MATERIAL:
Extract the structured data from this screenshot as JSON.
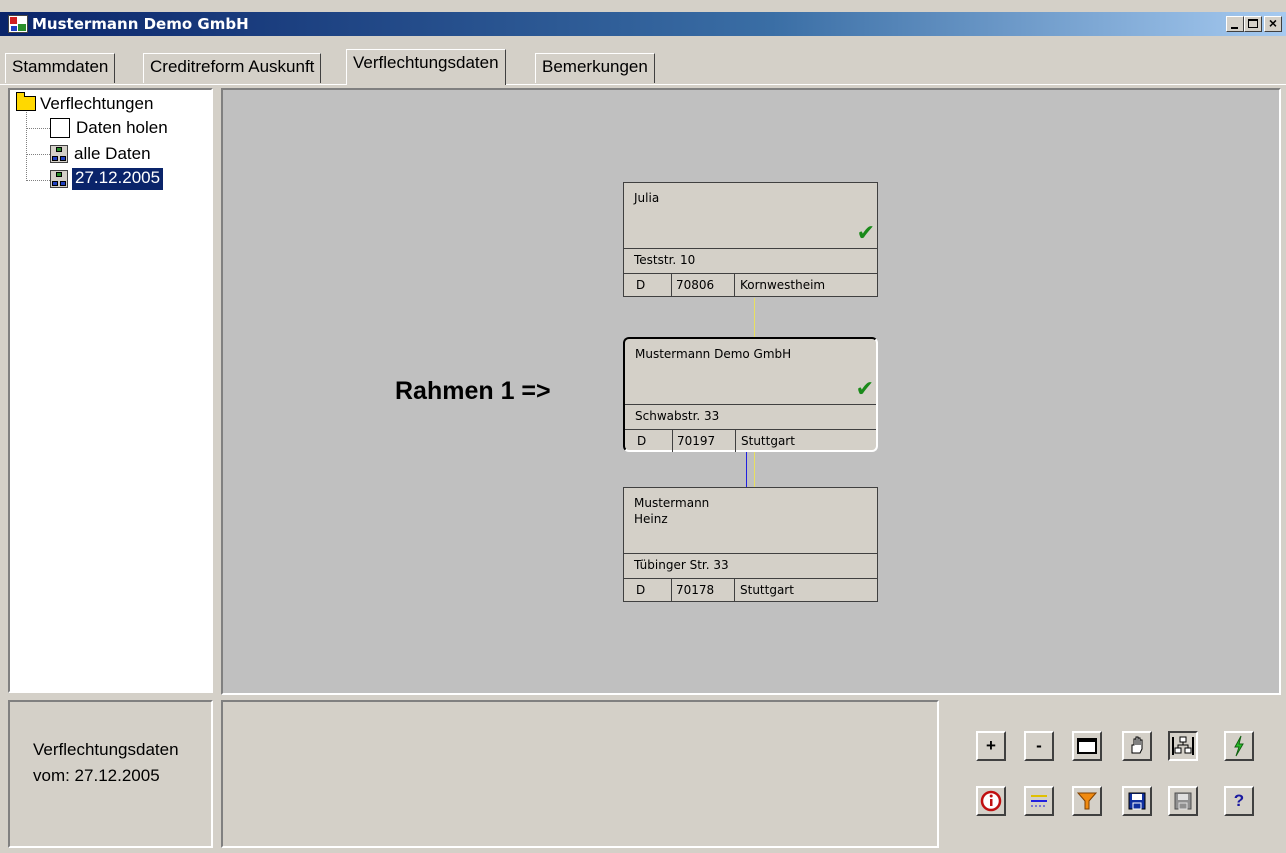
{
  "window": {
    "title": "Mustermann Demo GmbH",
    "controls": {
      "minimize": "_",
      "maximize": "□",
      "close": "×"
    }
  },
  "tabs": [
    {
      "label": "Stammdaten"
    },
    {
      "label": "Creditreform Auskunft"
    },
    {
      "label": "Verflechtungsdaten",
      "active": true
    },
    {
      "label": "Bemerkungen"
    }
  ],
  "tree": {
    "root": "Verflechtungen",
    "items": [
      {
        "label": "Daten holen",
        "icon": "checkbox-icon"
      },
      {
        "label": "alle Daten",
        "icon": "network-icon"
      },
      {
        "label": "27.12.2005",
        "icon": "network-icon",
        "selected": true
      }
    ]
  },
  "canvas": {
    "annotation": "Rahmen 1 =>",
    "nodes": [
      {
        "name": "Julia",
        "checked": true,
        "street": "Teststr. 10",
        "country": "D",
        "zip": "70806",
        "city": "Kornwestheim"
      },
      {
        "name": "Mustermann Demo GmbH",
        "checked": true,
        "street": "Schwabstr. 33",
        "country": "D",
        "zip": "70197",
        "city": "Stuttgart"
      },
      {
        "name": "Mustermann\nHeinz",
        "checked": false,
        "street": "Tübinger Str. 33",
        "country": "D",
        "zip": "70178",
        "city": "Stuttgart"
      }
    ]
  },
  "info": {
    "line1": "Verflechtungsdaten",
    "line2": "vom: 27.12.2005"
  },
  "toolbar": {
    "zoom_in": "+",
    "zoom_out": "-",
    "help": "?"
  },
  "colors": {
    "titlebar": "#0a246a",
    "canvas": "#c0c0c0",
    "check": "#1a8a1a",
    "selection": "#0a246a"
  }
}
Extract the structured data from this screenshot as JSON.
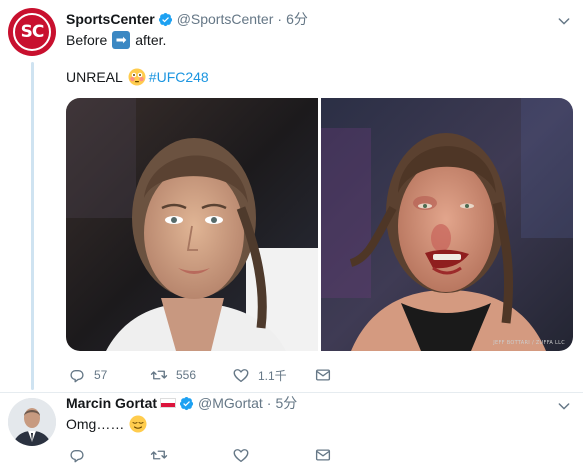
{
  "tweet": {
    "author_name": "SportsCenter",
    "author_handle": "@SportsCenter",
    "separator": "·",
    "time": "6分",
    "avatar_text": "SC",
    "text_before": "Before",
    "arrow_glyph": "➡",
    "text_after": "after.",
    "text_line2": "UNREAL",
    "hashtag": "#UFC248",
    "photo_credit": "JEFF BOTTARI / ZUFFA LLC",
    "stats": {
      "replies": "57",
      "retweets": "556",
      "likes": "1.1千"
    }
  },
  "reply": {
    "author_name": "Marcin Gortat",
    "author_handle": "@MGortat",
    "separator": "·",
    "time": "5分",
    "text": "Omg……"
  },
  "colors": {
    "verified": "#1da1f2",
    "link": "#1b95e0",
    "muted": "#657786",
    "thread_line": "#cfe3f1",
    "brand_red": "#c8102e"
  },
  "icons": [
    "verified-icon",
    "chevron-down-icon",
    "reply-icon",
    "retweet-icon",
    "like-icon",
    "dm-icon",
    "arrow-right-icon",
    "flushed-face-icon",
    "relieved-face-icon"
  ]
}
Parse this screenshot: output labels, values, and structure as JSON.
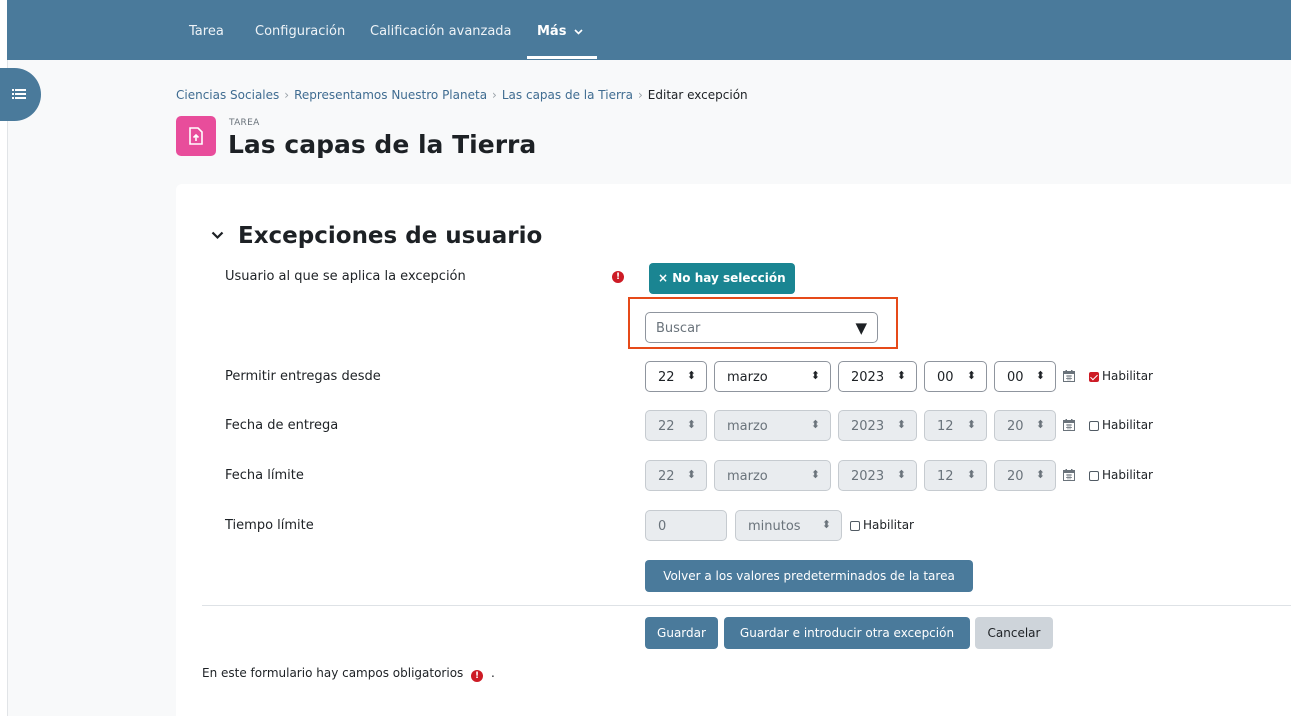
{
  "nav": {
    "items": [
      {
        "label": "Tarea"
      },
      {
        "label": "Configuración"
      },
      {
        "label": "Calificación avanzada"
      },
      {
        "label": "Más"
      }
    ]
  },
  "breadcrumb": {
    "items": [
      "Ciencias Sociales",
      "Representamos Nuestro Planeta",
      "Las capas de la Tierra"
    ],
    "current": "Editar excepción"
  },
  "header": {
    "activity_type": "TAREA",
    "title": "Las capas de la Tierra"
  },
  "section": {
    "title": "Excepciones de usuario"
  },
  "form": {
    "user": {
      "label": "Usuario al que se aplica la excepción",
      "chip": "× No hay selección",
      "search_placeholder": "Buscar"
    },
    "allow_from": {
      "label": "Permitir entregas desde",
      "day": "22",
      "month": "marzo",
      "year": "2023",
      "hour": "00",
      "minute": "00",
      "enable_label": "Habilitar",
      "enabled": true
    },
    "due_date": {
      "label": "Fecha de entrega",
      "day": "22",
      "month": "marzo",
      "year": "2023",
      "hour": "12",
      "minute": "20",
      "enable_label": "Habilitar",
      "enabled": false
    },
    "cutoff": {
      "label": "Fecha límite",
      "day": "22",
      "month": "marzo",
      "year": "2023",
      "hour": "12",
      "minute": "20",
      "enable_label": "Habilitar",
      "enabled": false
    },
    "time_limit": {
      "label": "Tiempo límite",
      "value": "0",
      "unit": "minutos",
      "enable_label": "Habilitar",
      "enabled": false
    },
    "reset_button": "Volver a los valores predeterminados de la tarea"
  },
  "actions": {
    "save": "Guardar",
    "save_another": "Guardar e introducir otra excepción",
    "cancel": "Cancelar"
  },
  "footer": {
    "required_note": "En este formulario hay campos obligatorios",
    "trailing": "."
  },
  "colors": {
    "nav_bg": "#4a7a9b",
    "activity_icon": "#e84d9b",
    "chip_bg": "#1a8592",
    "required": "#cd1b25",
    "highlight": "#e64a19"
  }
}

THE EXERCISE: Strip out the images, then output the records above word for word.

CORRECT OUTPUT:
Extract the structured data from this screenshot as JSON.
{
  "window": {
    "title": "Mustermann Demo GmbH",
    "controls": {
      "minimize": "_",
      "maximize": "□",
      "close": "×"
    }
  },
  "tabs": [
    {
      "label": "Stammdaten"
    },
    {
      "label": "Creditreform Auskunft"
    },
    {
      "label": "Verflechtungsdaten",
      "active": true
    },
    {
      "label": "Bemerkungen"
    }
  ],
  "tree": {
    "root": "Verflechtungen",
    "items": [
      {
        "label": "Daten holen",
        "icon": "checkbox-icon"
      },
      {
        "label": "alle Daten",
        "icon": "network-icon"
      },
      {
        "label": "27.12.2005",
        "icon": "network-icon",
        "selected": true
      }
    ]
  },
  "canvas": {
    "annotation": "Rahmen 1 =>",
    "nodes": [
      {
        "name": "Julia",
        "checked": true,
        "street": "Teststr. 10",
        "country": "D",
        "zip": "70806",
        "city": "Kornwestheim"
      },
      {
        "name": "Mustermann Demo GmbH",
        "checked": true,
        "street": "Schwabstr. 33",
        "country": "D",
        "zip": "70197",
        "city": "Stuttgart"
      },
      {
        "name": "Mustermann\nHeinz",
        "checked": false,
        "street": "Tübinger Str. 33",
        "country": "D",
        "zip": "70178",
        "city": "Stuttgart"
      }
    ]
  },
  "info": {
    "line1": "Verflechtungsdaten",
    "line2": "vom: 27.12.2005"
  },
  "toolbar": {
    "zoom_in": "+",
    "zoom_out": "-",
    "help": "?"
  },
  "colors": {
    "titlebar": "#0a246a",
    "canvas": "#c0c0c0",
    "check": "#1a8a1a",
    "selection": "#0a246a"
  }
}
Extract the structured data from this screenshot as JSON.
{
  "tweet": {
    "author_name": "SportsCenter",
    "author_handle": "@SportsCenter",
    "separator": "·",
    "time": "6分",
    "avatar_text": "SC",
    "text_before": "Before",
    "arrow_glyph": "➡",
    "text_after": "after.",
    "text_line2": "UNREAL",
    "hashtag": "#UFC248",
    "photo_credit": "JEFF BOTTARI / ZUFFA LLC",
    "stats": {
      "replies": "57",
      "retweets": "556",
      "likes": "1.1千"
    }
  },
  "reply": {
    "author_name": "Marcin Gortat",
    "author_handle": "@MGortat",
    "separator": "·",
    "time": "5分",
    "text": "Omg……"
  },
  "colors": {
    "verified": "#1da1f2",
    "link": "#1b95e0",
    "muted": "#657786",
    "thread_line": "#cfe3f1",
    "brand_red": "#c8102e"
  },
  "icons": [
    "verified-icon",
    "chevron-down-icon",
    "reply-icon",
    "retweet-icon",
    "like-icon",
    "dm-icon",
    "arrow-right-icon",
    "flushed-face-icon",
    "relieved-face-icon"
  ]
}
Parse this screenshot: output labels, values, and structure as JSON.
{
  "nav": {
    "items": [
      {
        "label": "Tarea"
      },
      {
        "label": "Configuración"
      },
      {
        "label": "Calificación avanzada"
      },
      {
        "label": "Más"
      }
    ]
  },
  "breadcrumb": {
    "items": [
      "Ciencias Sociales",
      "Representamos Nuestro Planeta",
      "Las capas de la Tierra"
    ],
    "current": "Editar excepción"
  },
  "header": {
    "activity_type": "TAREA",
    "title": "Las capas de la Tierra"
  },
  "section": {
    "title": "Excepciones de usuario"
  },
  "form": {
    "user": {
      "label": "Usuario al que se aplica la excepción",
      "chip": "× No hay selección",
      "search_placeholder": "Buscar"
    },
    "allow_from": {
      "label": "Permitir entregas desde",
      "day": "22",
      "month": "marzo",
      "year": "2023",
      "hour": "00",
      "minute": "00",
      "enable_label": "Habilitar",
      "enabled": true
    },
    "due_date": {
      "label": "Fecha de entrega",
      "day": "22",
      "month": "marzo",
      "year": "2023",
      "hour": "12",
      "minute": "20",
      "enable_label": "Habilitar",
      "enabled": false
    },
    "cutoff": {
      "label": "Fecha límite",
      "day": "22",
      "month": "marzo",
      "year": "2023",
      "hour": "12",
      "minute": "20",
      "enable_label": "Habilitar",
      "enabled": false
    },
    "time_limit": {
      "label": "Tiempo límite",
      "value": "0",
      "unit": "minutos",
      "enable_label": "Habilitar",
      "enabled": false
    },
    "reset_button": "Volver a los valores predeterminados de la tarea"
  },
  "actions": {
    "save": "Guardar",
    "save_another": "Guardar e introducir otra excepción",
    "cancel": "Cancelar"
  },
  "footer": {
    "required_note": "En este formulario hay campos obligatorios",
    "trailing": "."
  },
  "colors": {
    "nav_bg": "#4a7a9b",
    "activity_icon": "#e84d9b",
    "chip_bg": "#1a8592",
    "required": "#cd1b25",
    "highlight": "#e64a19"
  }
}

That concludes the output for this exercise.